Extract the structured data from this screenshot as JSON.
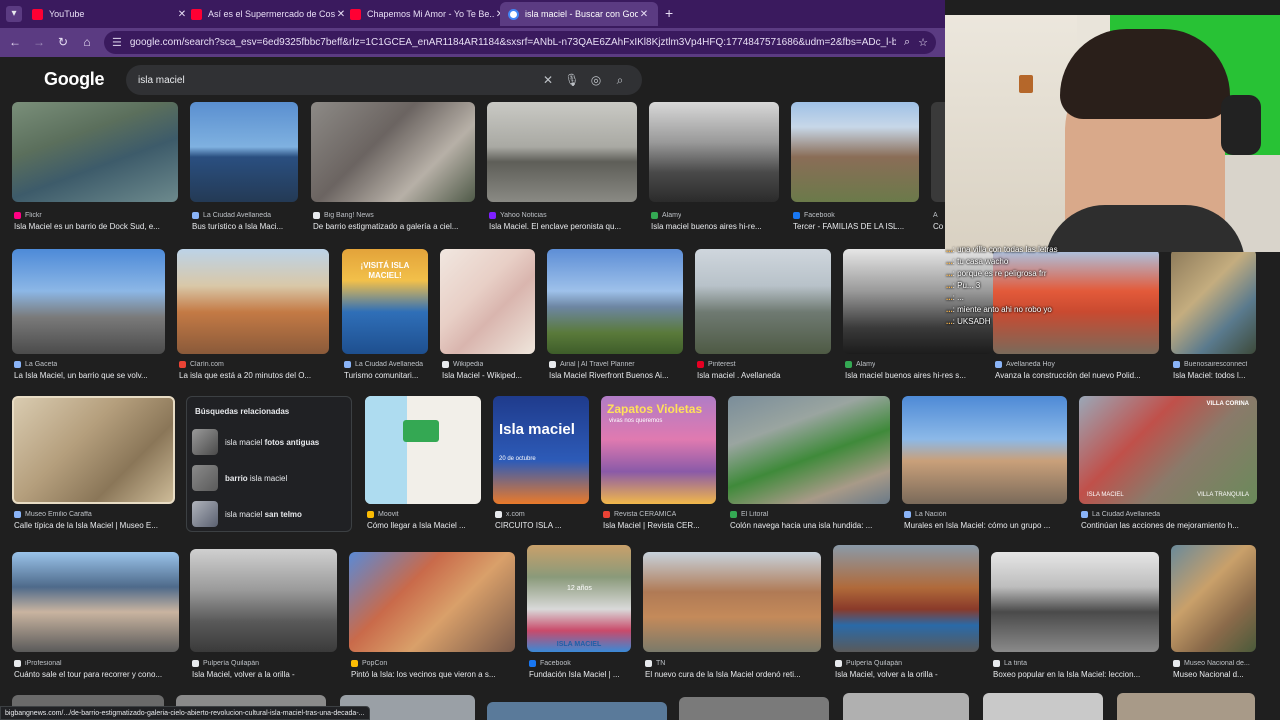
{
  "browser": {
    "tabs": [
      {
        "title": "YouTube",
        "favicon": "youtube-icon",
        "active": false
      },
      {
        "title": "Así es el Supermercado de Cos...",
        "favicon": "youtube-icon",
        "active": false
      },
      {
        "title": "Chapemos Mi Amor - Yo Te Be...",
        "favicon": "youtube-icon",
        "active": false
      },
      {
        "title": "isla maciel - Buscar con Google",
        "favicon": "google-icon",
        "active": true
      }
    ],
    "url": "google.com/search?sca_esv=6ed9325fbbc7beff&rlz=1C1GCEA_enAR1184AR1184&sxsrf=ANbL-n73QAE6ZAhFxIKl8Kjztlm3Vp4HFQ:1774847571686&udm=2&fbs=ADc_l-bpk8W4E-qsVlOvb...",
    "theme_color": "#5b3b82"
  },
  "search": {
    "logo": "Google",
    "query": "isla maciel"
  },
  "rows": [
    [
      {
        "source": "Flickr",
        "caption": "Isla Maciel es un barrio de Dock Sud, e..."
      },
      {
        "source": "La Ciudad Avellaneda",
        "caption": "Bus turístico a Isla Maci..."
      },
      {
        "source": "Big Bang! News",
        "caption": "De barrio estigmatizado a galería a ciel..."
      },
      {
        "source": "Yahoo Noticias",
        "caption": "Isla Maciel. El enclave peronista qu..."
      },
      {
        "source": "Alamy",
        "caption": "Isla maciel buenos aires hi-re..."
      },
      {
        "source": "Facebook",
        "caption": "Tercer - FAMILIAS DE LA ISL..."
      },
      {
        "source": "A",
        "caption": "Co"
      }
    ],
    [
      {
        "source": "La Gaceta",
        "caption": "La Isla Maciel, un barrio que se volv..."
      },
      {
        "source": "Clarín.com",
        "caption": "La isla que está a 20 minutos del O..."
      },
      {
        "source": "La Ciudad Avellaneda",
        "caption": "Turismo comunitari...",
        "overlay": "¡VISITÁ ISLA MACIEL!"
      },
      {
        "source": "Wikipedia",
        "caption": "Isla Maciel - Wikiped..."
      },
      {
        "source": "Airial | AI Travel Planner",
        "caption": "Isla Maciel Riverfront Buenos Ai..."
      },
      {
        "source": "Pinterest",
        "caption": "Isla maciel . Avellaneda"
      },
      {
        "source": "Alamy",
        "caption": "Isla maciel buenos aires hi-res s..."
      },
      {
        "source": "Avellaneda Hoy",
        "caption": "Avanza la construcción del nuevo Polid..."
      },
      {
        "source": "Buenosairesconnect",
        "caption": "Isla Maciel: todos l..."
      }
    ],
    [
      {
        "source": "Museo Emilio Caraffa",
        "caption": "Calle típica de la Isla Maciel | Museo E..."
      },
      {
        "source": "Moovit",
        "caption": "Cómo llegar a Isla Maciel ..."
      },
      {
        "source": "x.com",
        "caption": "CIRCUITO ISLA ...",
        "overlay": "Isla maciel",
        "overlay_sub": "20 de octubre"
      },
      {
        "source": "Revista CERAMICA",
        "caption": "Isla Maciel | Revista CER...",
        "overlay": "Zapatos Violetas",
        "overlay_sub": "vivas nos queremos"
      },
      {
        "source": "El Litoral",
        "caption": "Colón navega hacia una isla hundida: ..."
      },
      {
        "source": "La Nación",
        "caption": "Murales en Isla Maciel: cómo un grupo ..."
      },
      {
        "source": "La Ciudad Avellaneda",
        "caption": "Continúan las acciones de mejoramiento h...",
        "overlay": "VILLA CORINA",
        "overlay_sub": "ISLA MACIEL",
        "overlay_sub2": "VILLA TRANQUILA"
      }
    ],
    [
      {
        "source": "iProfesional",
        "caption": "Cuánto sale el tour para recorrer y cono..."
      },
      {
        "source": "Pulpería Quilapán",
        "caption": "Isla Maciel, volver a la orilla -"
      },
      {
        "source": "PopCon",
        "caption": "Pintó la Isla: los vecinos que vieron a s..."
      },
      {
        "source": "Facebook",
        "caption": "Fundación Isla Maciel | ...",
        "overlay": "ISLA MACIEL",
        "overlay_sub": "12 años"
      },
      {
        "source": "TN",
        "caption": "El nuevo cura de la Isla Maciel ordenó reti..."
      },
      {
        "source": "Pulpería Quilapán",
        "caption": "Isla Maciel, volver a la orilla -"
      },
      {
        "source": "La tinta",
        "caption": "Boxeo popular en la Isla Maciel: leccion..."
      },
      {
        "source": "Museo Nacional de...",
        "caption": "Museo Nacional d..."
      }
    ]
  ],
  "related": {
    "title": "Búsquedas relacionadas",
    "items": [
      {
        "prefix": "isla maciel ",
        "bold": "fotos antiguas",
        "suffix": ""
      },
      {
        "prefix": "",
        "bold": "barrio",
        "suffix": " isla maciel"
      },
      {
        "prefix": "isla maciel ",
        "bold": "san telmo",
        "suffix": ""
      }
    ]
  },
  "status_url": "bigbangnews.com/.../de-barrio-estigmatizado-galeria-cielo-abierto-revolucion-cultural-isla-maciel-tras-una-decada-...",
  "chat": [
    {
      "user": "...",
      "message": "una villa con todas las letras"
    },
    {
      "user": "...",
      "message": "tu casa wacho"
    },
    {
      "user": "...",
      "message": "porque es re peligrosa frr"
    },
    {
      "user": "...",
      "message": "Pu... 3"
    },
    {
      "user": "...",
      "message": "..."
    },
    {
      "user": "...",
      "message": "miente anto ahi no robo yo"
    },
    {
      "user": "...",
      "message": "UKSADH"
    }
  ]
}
-=-=-=-=-
Restate each of the entries above word for word and skip every image.

WRITTEN SOLUTION
Extract the structured data from this screenshot as JSON.
{
  "browser": {
    "tabs": [
      {
        "title": "YouTube",
        "favicon": "youtube-icon",
        "active": false
      },
      {
        "title": "Así es el Supermercado de Cos...",
        "favicon": "youtube-icon",
        "active": false
      },
      {
        "title": "Chapemos Mi Amor - Yo Te Be...",
        "favicon": "youtube-icon",
        "active": false
      },
      {
        "title": "isla maciel - Buscar con Google",
        "favicon": "google-icon",
        "active": true
      }
    ],
    "url": "google.com/search?sca_esv=6ed9325fbbc7beff&rlz=1C1GCEA_enAR1184AR1184&sxsrf=ANbL-n73QAE6ZAhFxIKl8Kjztlm3Vp4HFQ:1774847571686&udm=2&fbs=ADc_l-bpk8W4E-qsVlOvb...",
    "theme_color": "#5b3b82"
  },
  "search": {
    "logo": "Google",
    "query": "isla maciel"
  },
  "rows": [
    [
      {
        "source": "Flickr",
        "caption": "Isla Maciel es un barrio de Dock Sud, e..."
      },
      {
        "source": "La Ciudad Avellaneda",
        "caption": "Bus turístico a Isla Maci..."
      },
      {
        "source": "Big Bang! News",
        "caption": "De barrio estigmatizado a galería a ciel..."
      },
      {
        "source": "Yahoo Noticias",
        "caption": "Isla Maciel. El enclave peronista qu..."
      },
      {
        "source": "Alamy",
        "caption": "Isla maciel buenos aires hi-re..."
      },
      {
        "source": "Facebook",
        "caption": "Tercer - FAMILIAS DE LA ISL..."
      },
      {
        "source": "A",
        "caption": "Co"
      }
    ],
    [
      {
        "source": "La Gaceta",
        "caption": "La Isla Maciel, un barrio que se volv..."
      },
      {
        "source": "Clarín.com",
        "caption": "La isla que está a 20 minutos del O..."
      },
      {
        "source": "La Ciudad Avellaneda",
        "caption": "Turismo comunitari...",
        "overlay": "¡VISITÁ ISLA MACIEL!"
      },
      {
        "source": "Wikipedia",
        "caption": "Isla Maciel - Wikiped..."
      },
      {
        "source": "Airial | AI Travel Planner",
        "caption": "Isla Maciel Riverfront Buenos Ai..."
      },
      {
        "source": "Pinterest",
        "caption": "Isla maciel . Avellaneda"
      },
      {
        "source": "Alamy",
        "caption": "Isla maciel buenos aires hi-res s..."
      },
      {
        "source": "Avellaneda Hoy",
        "caption": "Avanza la construcción del nuevo Polid..."
      },
      {
        "source": "Buenosairesconnect",
        "caption": "Isla Maciel: todos l..."
      }
    ],
    [
      {
        "source": "Museo Emilio Caraffa",
        "caption": "Calle típica de la Isla Maciel | Museo E..."
      },
      {
        "source": "Moovit",
        "caption": "Cómo llegar a Isla Maciel ..."
      },
      {
        "source": "x.com",
        "caption": "CIRCUITO ISLA ...",
        "overlay": "Isla maciel",
        "overlay_sub": "20 de octubre"
      },
      {
        "source": "Revista CERAMICA",
        "caption": "Isla Maciel | Revista CER...",
        "overlay": "Zapatos Violetas",
        "overlay_sub": "vivas nos queremos"
      },
      {
        "source": "El Litoral",
        "caption": "Colón navega hacia una isla hundida: ..."
      },
      {
        "source": "La Nación",
        "caption": "Murales en Isla Maciel: cómo un grupo ..."
      },
      {
        "source": "La Ciudad Avellaneda",
        "caption": "Continúan las acciones de mejoramiento h...",
        "overlay": "VILLA CORINA",
        "overlay_sub": "ISLA MACIEL",
        "overlay_sub2": "VILLA TRANQUILA"
      }
    ],
    [
      {
        "source": "iProfesional",
        "caption": "Cuánto sale el tour para recorrer y cono..."
      },
      {
        "source": "Pulpería Quilapán",
        "caption": "Isla Maciel, volver a la orilla -"
      },
      {
        "source": "PopCon",
        "caption": "Pintó la Isla: los vecinos que vieron a s..."
      },
      {
        "source": "Facebook",
        "caption": "Fundación Isla Maciel | ...",
        "overlay": "ISLA MACIEL",
        "overlay_sub": "12 años"
      },
      {
        "source": "TN",
        "caption": "El nuevo cura de la Isla Maciel ordenó reti..."
      },
      {
        "source": "Pulpería Quilapán",
        "caption": "Isla Maciel, volver a la orilla -"
      },
      {
        "source": "La tinta",
        "caption": "Boxeo popular en la Isla Maciel: leccion..."
      },
      {
        "source": "Museo Nacional de...",
        "caption": "Museo Nacional d..."
      }
    ]
  ],
  "related": {
    "title": "Búsquedas relacionadas",
    "items": [
      {
        "prefix": "isla maciel ",
        "bold": "fotos antiguas",
        "suffix": ""
      },
      {
        "prefix": "",
        "bold": "barrio",
        "suffix": " isla maciel"
      },
      {
        "prefix": "isla maciel ",
        "bold": "san telmo",
        "suffix": ""
      }
    ]
  },
  "status_url": "bigbangnews.com/.../de-barrio-estigmatizado-galeria-cielo-abierto-revolucion-cultural-isla-maciel-tras-una-decada-...",
  "chat": [
    {
      "user": "...",
      "message": "una villa con todas las letras"
    },
    {
      "user": "...",
      "message": "tu casa wacho"
    },
    {
      "user": "...",
      "message": "porque es re peligrosa frr"
    },
    {
      "user": "...",
      "message": "Pu... 3"
    },
    {
      "user": "...",
      "message": "..."
    },
    {
      "user": "...",
      "message": "miente anto ahi no robo yo"
    },
    {
      "user": "...",
      "message": "UKSADH"
    }
  ]
}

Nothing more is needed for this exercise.